- Given request:
Can you output the material exactly as written, minus any pictures it holds?

Start

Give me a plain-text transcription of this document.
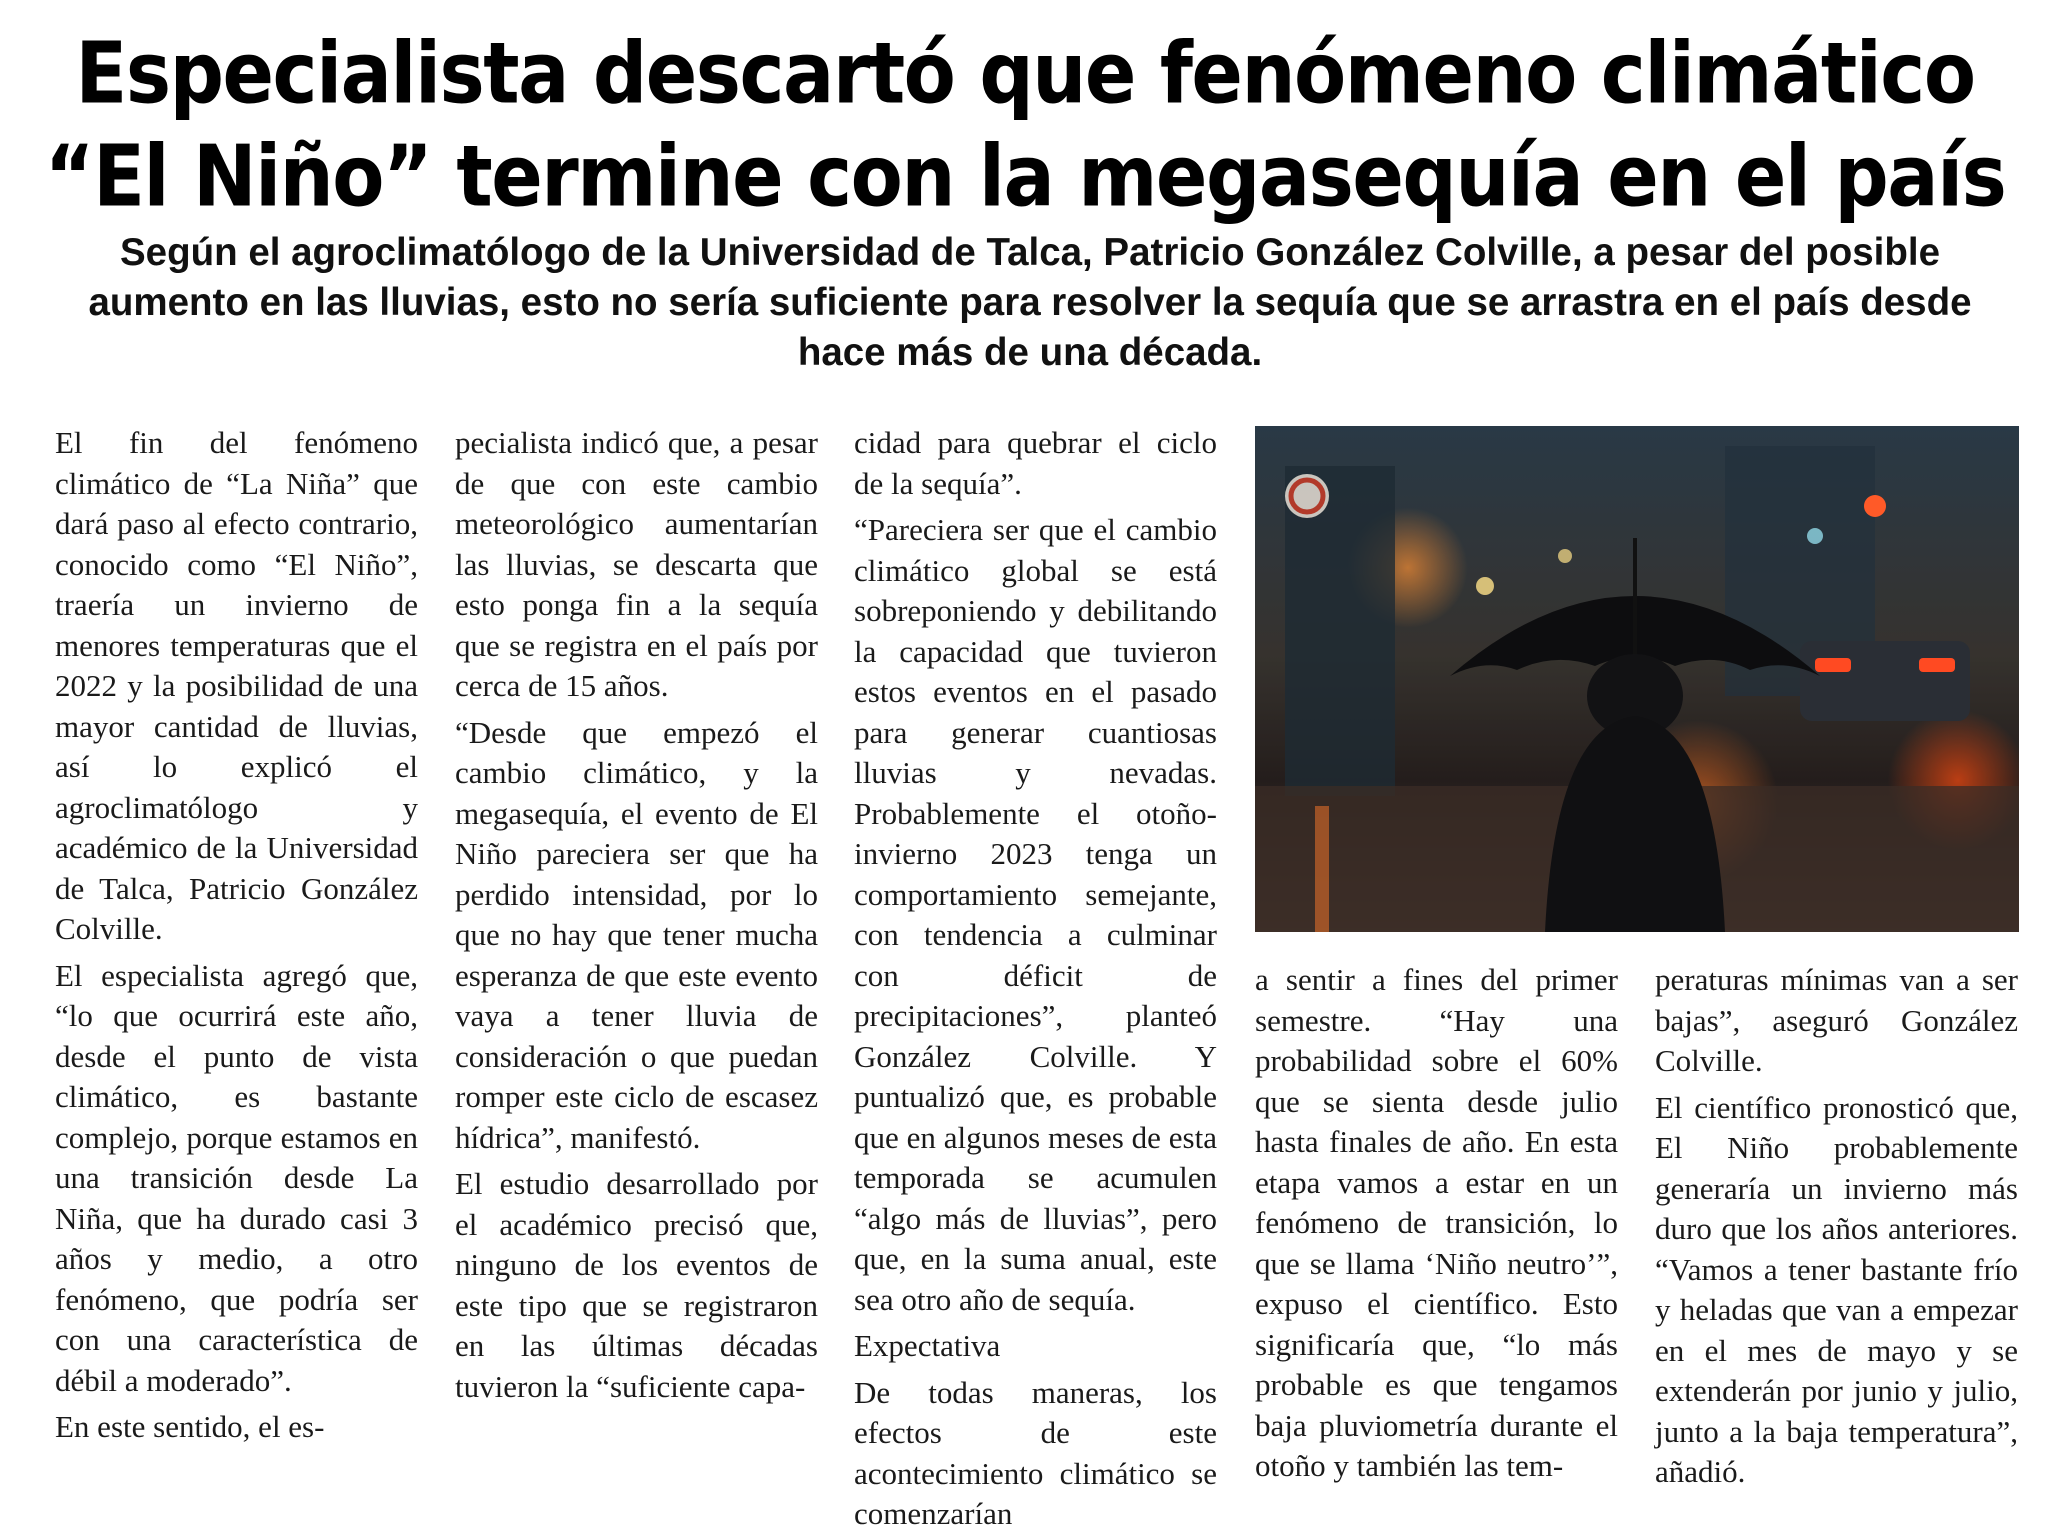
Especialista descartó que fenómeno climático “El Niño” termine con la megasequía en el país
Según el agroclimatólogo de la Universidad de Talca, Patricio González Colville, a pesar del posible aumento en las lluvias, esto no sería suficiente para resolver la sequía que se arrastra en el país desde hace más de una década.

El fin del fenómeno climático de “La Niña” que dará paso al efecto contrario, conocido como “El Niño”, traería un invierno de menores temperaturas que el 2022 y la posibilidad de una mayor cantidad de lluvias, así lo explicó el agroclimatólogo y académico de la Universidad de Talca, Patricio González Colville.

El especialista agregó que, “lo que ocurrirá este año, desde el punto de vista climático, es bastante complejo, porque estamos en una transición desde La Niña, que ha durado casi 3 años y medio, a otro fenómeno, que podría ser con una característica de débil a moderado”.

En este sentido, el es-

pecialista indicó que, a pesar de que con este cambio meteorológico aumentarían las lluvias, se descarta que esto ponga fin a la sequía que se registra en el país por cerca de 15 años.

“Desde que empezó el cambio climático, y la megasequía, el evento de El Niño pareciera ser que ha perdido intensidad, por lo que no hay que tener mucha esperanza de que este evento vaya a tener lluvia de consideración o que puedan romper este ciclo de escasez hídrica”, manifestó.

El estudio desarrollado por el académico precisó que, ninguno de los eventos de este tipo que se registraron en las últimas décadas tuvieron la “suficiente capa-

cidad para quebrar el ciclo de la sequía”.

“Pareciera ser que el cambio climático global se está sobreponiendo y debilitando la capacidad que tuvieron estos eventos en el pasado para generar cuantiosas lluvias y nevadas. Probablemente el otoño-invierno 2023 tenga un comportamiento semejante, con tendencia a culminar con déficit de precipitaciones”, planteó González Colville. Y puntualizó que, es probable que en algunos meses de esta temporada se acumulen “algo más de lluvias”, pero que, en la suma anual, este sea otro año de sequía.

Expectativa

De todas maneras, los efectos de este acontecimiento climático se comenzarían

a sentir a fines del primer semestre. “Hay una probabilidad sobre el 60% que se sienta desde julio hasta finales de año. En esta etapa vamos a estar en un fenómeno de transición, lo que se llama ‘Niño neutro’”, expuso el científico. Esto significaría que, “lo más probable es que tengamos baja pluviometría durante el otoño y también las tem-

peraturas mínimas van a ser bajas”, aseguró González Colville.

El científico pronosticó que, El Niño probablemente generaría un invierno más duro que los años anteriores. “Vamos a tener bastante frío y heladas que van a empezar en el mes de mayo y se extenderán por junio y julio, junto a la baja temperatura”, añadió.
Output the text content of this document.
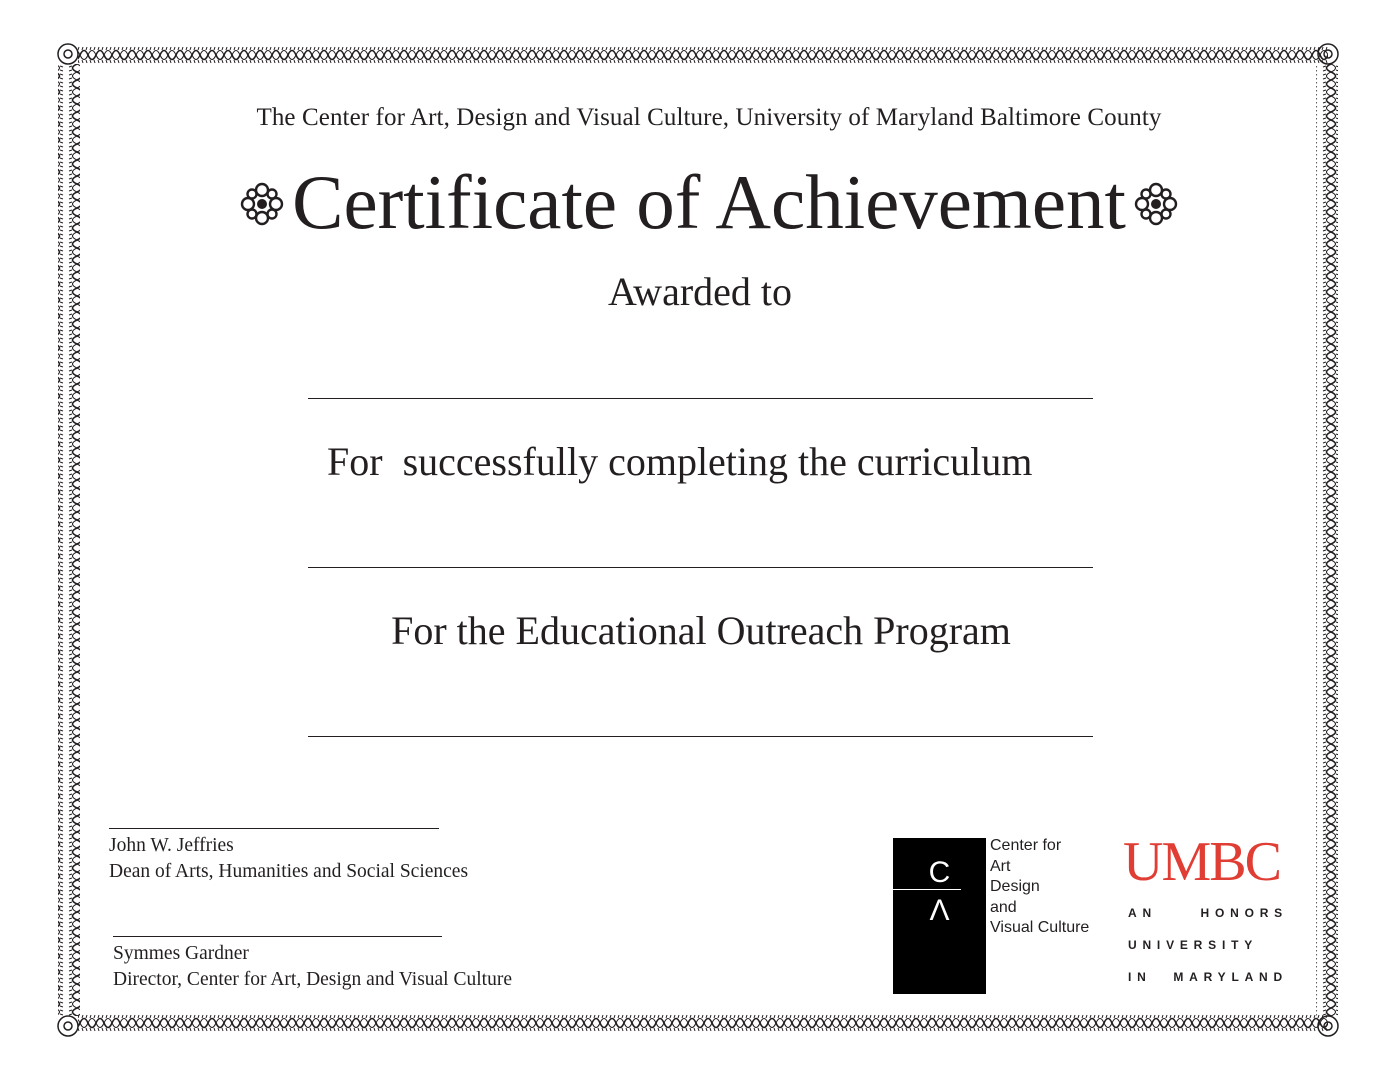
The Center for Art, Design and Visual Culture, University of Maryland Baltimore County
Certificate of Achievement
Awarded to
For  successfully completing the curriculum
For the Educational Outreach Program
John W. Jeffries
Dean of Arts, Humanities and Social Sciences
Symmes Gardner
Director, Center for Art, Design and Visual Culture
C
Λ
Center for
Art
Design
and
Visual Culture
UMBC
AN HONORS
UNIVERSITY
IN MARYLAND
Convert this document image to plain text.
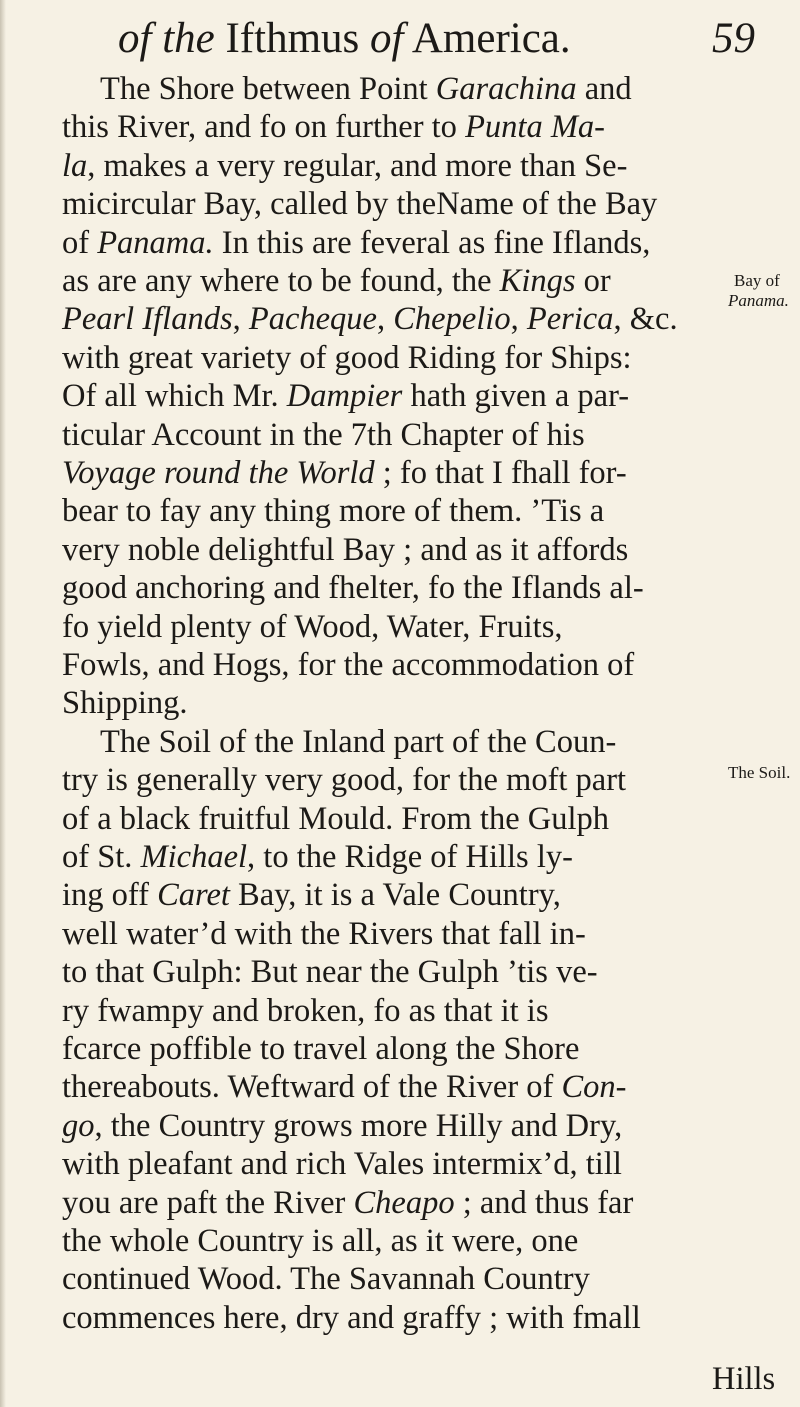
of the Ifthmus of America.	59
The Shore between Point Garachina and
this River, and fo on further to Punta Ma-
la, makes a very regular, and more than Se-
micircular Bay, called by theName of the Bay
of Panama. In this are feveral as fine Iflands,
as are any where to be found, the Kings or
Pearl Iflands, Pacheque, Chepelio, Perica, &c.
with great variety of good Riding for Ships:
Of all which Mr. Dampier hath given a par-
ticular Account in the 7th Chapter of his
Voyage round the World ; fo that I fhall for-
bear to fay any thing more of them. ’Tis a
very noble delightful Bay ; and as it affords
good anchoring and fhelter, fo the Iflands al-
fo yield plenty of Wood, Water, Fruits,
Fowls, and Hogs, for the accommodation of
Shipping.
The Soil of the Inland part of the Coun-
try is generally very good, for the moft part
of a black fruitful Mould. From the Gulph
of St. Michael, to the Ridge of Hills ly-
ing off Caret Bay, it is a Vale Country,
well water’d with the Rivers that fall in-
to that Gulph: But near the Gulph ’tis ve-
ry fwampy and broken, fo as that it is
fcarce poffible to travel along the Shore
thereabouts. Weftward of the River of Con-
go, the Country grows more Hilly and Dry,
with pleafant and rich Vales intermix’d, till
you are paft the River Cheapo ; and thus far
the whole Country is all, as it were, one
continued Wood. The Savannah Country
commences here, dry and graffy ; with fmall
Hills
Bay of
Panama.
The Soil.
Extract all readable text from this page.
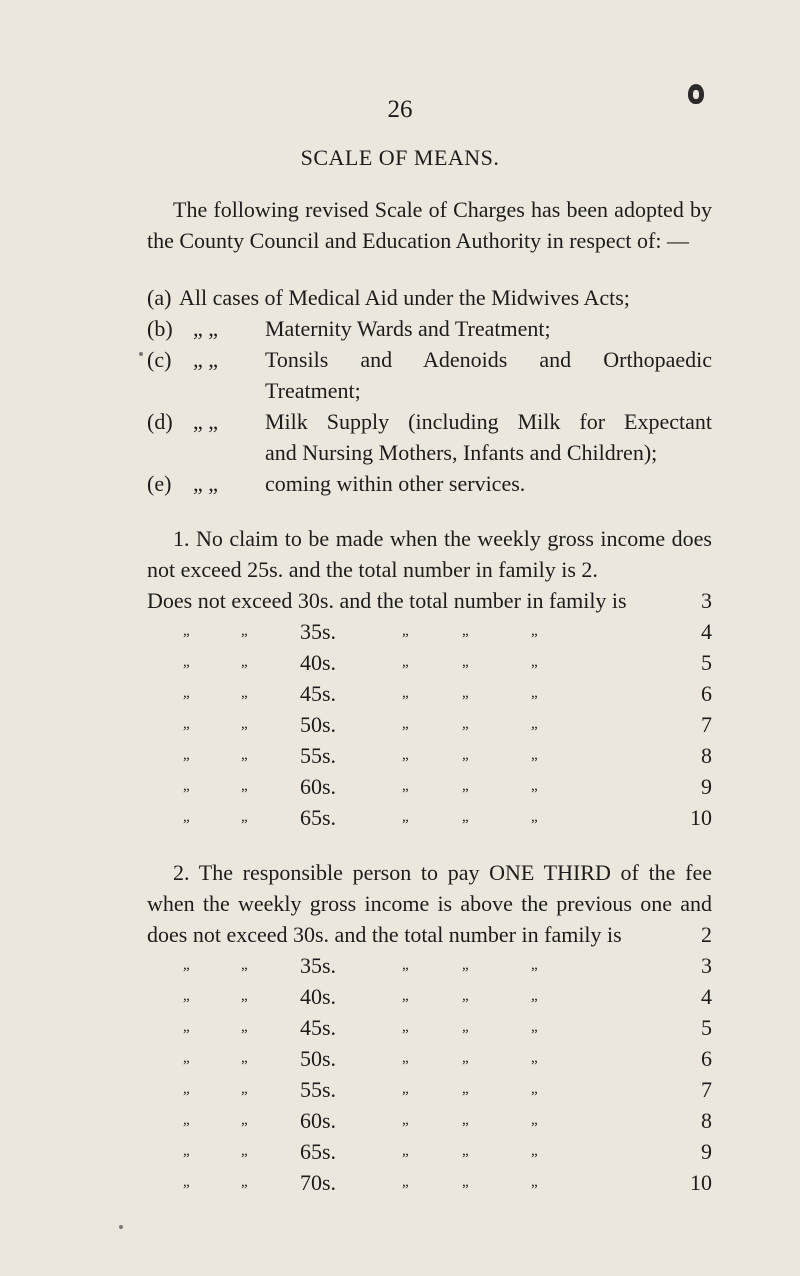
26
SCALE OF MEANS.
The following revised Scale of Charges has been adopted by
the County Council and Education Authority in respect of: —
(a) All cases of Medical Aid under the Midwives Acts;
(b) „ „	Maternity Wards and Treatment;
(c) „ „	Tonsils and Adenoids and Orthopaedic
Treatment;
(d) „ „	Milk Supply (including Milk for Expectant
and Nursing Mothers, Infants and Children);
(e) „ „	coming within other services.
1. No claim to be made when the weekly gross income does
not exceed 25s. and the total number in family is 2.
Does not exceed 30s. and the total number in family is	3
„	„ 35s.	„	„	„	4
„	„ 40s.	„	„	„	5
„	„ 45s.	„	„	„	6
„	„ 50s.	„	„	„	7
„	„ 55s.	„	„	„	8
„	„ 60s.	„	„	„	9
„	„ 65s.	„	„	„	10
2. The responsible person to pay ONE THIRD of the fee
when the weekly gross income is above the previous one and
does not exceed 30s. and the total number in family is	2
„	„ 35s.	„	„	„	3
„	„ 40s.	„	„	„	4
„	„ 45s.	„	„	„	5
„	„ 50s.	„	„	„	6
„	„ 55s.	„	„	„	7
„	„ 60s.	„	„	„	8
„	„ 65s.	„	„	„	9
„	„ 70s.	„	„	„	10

End

- Expected output:
Give me a plain-text transcription of this document.
Especialista descartó que fenómeno climático “El Niño” termine con la megasequía en el país
Según el agroclimatólogo de la Universidad de Talca, Patricio González Colville, a pesar del posible aumento en las lluvias, esto no sería suficiente para resolver la sequía que se arrastra en el país desde hace más de una década.

El fin del fenómeno climático de “La Niña” que dará paso al efecto contrario, conocido como “El Niño”, traería un invierno de menores temperaturas que el 2022 y la posibilidad de una mayor cantidad de lluvias, así lo explicó el agroclimatólogo y académico de la Universidad de Talca, Patricio González Colville.

El especialista agregó que, “lo que ocurrirá este año, desde el punto de vista climático, es bastante complejo, porque estamos en una transición desde La Niña, que ha durado casi 3 años y medio, a otro fenómeno, que podría ser con una característica de débil a moderado”.

En este sentido, el es-

pecialista indicó que, a pesar de que con este cambio meteorológico aumentarían las lluvias, se descarta que esto ponga fin a la sequía que se registra en el país por cerca de 15 años.

“Desde que empezó el cambio climático, y la megasequía, el evento de El Niño pareciera ser que ha perdido intensidad, por lo que no hay que tener mucha esperanza de que este evento vaya a tener lluvia de consideración o que puedan romper este ciclo de escasez hídrica”, manifestó.

El estudio desarrollado por el académico precisó que, ninguno de los eventos de este tipo que se registraron en las últimas décadas tuvieron la “suficiente capa-

cidad para quebrar el ciclo de la sequía”.

“Pareciera ser que el cambio climático global se está sobreponiendo y debilitando la capacidad que tuvieron estos eventos en el pasado para generar cuantiosas lluvias y nevadas. Probablemente el otoño-invierno 2023 tenga un comportamiento semejante, con tendencia a culminar con déficit de precipitaciones”, planteó González Colville. Y puntualizó que, es probable que en algunos meses de esta temporada se acumulen “algo más de lluvias”, pero que, en la suma anual, este sea otro año de sequía.

Expectativa

De todas maneras, los efectos de este acontecimiento climático se comenzarían

a sentir a fines del primer semestre. “Hay una probabilidad sobre el 60% que se sienta desde julio hasta finales de año. En esta etapa vamos a estar en un fenómeno de transición, lo que se llama ‘Niño neutro’”, expuso el científico. Esto significaría que, “lo más probable es que tengamos baja pluviometría durante el otoño y también las tem-

peraturas mínimas van a ser bajas”, aseguró González Colville.

El científico pronosticó que, El Niño probablemente generaría un invierno más duro que los años anteriores. “Vamos a tener bastante frío y heladas que van a empezar en el mes de mayo y se extenderán por junio y julio, junto a la baja temperatura”, añadió.
Output the text content of this document.
The Center for Art, Design and Visual Culture, University of Maryland Baltimore County
Certificate of Achievement
Awarded to
For  successfully completing the curriculum
For the Educational Outreach Program
John W. Jeffries
Dean of Arts, Humanities and Social Sciences
Symmes Gardner
Director, Center for Art, Design and Visual Culture
C
Λ
Center for
Art
Design
and
Visual Culture
UMBC
AN HONORS
UNIVERSITY
IN MARYLAND
Convert this document image to plain text.
of the Ifthmus of America.	59
The Shore between Point Garachina and
this River, and fo on further to Punta Ma-
la, makes a very regular, and more than Se-
micircular Bay, called by theName of the Bay
of Panama. In this are feveral as fine Iflands,
as are any where to be found, the Kings or
Pearl Iflands, Pacheque, Chepelio, Perica, &c.
with great variety of good Riding for Ships:
Of all which Mr. Dampier hath given a par-
ticular Account in the 7th Chapter of his
Voyage round the World ; fo that I fhall for-
bear to fay any thing more of them. ’Tis a
very noble delightful Bay ; and as it affords
good anchoring and fhelter, fo the Iflands al-
fo yield plenty of Wood, Water, Fruits,
Fowls, and Hogs, for the accommodation of
Shipping.
The Soil of the Inland part of the Coun-
try is generally very good, for the moft part
of a black fruitful Mould. From the Gulph
of St. Michael, to the Ridge of Hills ly-
ing off Caret Bay, it is a Vale Country,
well water’d with the Rivers that fall in-
to that Gulph: But near the Gulph ’tis ve-
ry fwampy and broken, fo as that it is
fcarce poffible to travel along the Shore
thereabouts. Weftward of the River of Con-
go, the Country grows more Hilly and Dry,
with pleafant and rich Vales intermix’d, till
you are paft the River Cheapo ; and thus far
the whole Country is all, as it were, one
continued Wood. The Savannah Country
commences here, dry and graffy ; with fmall
Hills
Bay of
Panama.
The Soil.
Extract all readable text from this page.
26
SCALE OF MEANS.
The following revised Scale of Charges has been adopted by
the County Council and Education Authority in respect of: —
(a) All cases of Medical Aid under the Midwives Acts;
(b) „ „	Maternity Wards and Treatment;
(c) „ „	Tonsils and Adenoids and Orthopaedic
Treatment;
(d) „ „	Milk Supply (including Milk for Expectant
and Nursing Mothers, Infants and Children);
(e) „ „	coming within other services.
1. No claim to be made when the weekly gross income does
not exceed 25s. and the total number in family is 2.
Does not exceed 30s. and the total number in family is	3
„	„ 35s.	„	„	„	4
„	„ 40s.	„	„	„	5
„	„ 45s.	„	„	„	6
„	„ 50s.	„	„	„	7
„	„ 55s.	„	„	„	8
„	„ 60s.	„	„	„	9
„	„ 65s.	„	„	„	10
2. The responsible person to pay ONE THIRD of the fee
when the weekly gross income is above the previous one and
does not exceed 30s. and the total number in family is	2
„	„ 35s.	„	„	„	3
„	„ 40s.	„	„	„	4
„	„ 45s.	„	„	„	5
„	„ 50s.	„	„	„	6
„	„ 55s.	„	„	„	7
„	„ 60s.	„	„	„	8
„	„ 65s.	„	„	„	9
„	„ 70s.	„	„	„	10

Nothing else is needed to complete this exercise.